= SUPPLIED ENTRIES =
/---

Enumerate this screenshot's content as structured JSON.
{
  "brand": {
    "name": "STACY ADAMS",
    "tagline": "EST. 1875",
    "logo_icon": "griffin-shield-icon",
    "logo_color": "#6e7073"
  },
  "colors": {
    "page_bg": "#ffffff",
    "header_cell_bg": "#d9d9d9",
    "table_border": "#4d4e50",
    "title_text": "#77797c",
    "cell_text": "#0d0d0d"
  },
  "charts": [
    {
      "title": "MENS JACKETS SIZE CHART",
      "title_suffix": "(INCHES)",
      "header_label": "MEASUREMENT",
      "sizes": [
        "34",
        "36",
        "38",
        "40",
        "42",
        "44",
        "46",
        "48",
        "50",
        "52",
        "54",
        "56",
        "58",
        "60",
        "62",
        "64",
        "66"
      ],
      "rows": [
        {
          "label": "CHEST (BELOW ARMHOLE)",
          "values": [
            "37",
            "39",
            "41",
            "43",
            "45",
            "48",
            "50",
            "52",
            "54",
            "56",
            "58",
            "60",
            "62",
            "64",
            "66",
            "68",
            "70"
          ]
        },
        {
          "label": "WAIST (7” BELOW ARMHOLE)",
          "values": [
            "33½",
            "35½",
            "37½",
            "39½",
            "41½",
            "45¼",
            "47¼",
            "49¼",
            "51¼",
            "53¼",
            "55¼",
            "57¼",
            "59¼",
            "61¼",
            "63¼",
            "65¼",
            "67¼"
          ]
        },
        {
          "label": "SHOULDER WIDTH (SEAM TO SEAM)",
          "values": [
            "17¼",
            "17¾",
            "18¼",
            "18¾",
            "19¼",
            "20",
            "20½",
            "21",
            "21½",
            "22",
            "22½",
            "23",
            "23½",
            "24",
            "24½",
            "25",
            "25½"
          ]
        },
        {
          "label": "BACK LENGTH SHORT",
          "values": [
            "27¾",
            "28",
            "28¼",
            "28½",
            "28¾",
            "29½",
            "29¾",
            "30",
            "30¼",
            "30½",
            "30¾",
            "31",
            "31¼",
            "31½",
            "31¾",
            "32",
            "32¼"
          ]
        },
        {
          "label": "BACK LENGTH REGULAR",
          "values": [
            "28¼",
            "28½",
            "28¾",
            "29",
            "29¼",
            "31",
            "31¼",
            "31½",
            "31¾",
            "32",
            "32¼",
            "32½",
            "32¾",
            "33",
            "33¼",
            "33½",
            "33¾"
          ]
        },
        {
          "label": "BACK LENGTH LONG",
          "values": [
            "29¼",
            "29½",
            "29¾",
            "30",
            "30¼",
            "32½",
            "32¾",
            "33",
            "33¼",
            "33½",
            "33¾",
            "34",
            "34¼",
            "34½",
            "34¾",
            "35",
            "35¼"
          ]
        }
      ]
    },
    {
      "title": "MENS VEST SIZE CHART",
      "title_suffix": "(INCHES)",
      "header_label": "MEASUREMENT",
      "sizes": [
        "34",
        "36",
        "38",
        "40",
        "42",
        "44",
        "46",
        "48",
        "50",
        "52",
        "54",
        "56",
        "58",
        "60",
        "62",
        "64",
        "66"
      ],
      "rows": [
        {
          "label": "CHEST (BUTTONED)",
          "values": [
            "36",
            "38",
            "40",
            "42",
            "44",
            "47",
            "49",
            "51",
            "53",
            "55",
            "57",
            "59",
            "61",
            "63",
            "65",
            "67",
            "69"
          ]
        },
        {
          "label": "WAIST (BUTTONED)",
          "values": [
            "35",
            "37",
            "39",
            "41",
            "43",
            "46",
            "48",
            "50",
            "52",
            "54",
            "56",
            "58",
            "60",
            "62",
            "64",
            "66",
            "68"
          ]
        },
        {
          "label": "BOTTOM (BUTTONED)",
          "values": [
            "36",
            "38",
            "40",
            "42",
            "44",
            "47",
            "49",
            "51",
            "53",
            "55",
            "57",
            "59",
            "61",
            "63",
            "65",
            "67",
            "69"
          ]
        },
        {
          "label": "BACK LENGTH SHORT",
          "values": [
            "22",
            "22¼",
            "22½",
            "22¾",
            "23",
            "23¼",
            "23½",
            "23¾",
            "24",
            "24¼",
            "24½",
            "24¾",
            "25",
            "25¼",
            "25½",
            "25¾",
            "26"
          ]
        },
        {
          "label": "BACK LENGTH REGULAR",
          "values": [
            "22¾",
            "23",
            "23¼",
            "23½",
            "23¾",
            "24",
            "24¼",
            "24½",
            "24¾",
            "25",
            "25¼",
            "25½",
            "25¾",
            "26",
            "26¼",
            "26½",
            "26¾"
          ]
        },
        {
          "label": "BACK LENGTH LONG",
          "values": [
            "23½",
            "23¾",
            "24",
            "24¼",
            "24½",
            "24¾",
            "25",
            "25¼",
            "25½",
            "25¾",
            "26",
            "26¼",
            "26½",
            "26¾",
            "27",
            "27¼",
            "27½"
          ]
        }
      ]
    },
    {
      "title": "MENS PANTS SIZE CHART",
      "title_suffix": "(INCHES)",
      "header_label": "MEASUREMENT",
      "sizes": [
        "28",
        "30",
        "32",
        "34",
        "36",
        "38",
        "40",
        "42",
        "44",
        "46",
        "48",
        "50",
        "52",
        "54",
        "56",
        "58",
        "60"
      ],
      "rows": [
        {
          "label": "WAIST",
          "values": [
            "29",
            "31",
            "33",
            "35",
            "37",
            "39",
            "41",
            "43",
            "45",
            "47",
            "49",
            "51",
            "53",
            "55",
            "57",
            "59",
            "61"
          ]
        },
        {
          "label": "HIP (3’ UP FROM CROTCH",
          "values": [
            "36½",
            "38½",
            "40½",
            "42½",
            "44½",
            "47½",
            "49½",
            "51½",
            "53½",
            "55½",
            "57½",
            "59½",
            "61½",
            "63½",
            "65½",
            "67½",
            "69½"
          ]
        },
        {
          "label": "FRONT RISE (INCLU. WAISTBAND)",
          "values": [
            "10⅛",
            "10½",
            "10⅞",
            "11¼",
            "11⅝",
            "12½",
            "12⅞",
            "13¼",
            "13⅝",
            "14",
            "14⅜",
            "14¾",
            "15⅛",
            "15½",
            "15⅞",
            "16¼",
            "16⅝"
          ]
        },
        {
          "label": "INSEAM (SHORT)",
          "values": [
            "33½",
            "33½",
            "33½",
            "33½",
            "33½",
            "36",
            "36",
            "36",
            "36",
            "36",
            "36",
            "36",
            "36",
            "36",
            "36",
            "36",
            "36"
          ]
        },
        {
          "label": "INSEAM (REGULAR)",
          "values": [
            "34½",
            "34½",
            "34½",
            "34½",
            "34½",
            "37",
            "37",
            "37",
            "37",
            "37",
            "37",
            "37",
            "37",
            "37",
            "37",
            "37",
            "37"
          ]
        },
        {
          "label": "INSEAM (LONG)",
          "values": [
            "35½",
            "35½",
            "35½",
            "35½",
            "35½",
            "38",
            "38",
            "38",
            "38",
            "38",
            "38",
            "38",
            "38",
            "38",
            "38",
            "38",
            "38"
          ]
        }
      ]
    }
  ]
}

\---

= WHAT THE TASK ASKS =
Identify every line holding the word "BELOW" and copy it out.

= EXERCISE OUTPUT =
          "label": "CHEST (BELOW ARMHOLE)",
          "label": "WAIST (7” BELOW ARMHOLE)",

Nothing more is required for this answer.